-- START Materials provided --
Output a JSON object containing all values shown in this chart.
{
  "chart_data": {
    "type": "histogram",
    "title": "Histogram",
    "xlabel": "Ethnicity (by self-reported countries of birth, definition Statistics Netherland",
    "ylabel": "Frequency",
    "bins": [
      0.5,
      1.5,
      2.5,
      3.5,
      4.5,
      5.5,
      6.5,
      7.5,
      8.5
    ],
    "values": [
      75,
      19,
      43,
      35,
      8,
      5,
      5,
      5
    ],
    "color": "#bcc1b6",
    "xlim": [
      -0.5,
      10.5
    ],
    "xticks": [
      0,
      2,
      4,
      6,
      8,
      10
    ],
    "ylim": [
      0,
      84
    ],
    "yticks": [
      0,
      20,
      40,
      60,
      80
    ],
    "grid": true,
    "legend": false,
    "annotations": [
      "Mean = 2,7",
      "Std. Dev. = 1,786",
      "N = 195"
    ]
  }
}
-- END Materials provided --
What is expected:
Take each line containing the string "values" and copy it out.

Answer to this exercise:
Output a JSON object containing all values shown in this chart.
    "values": [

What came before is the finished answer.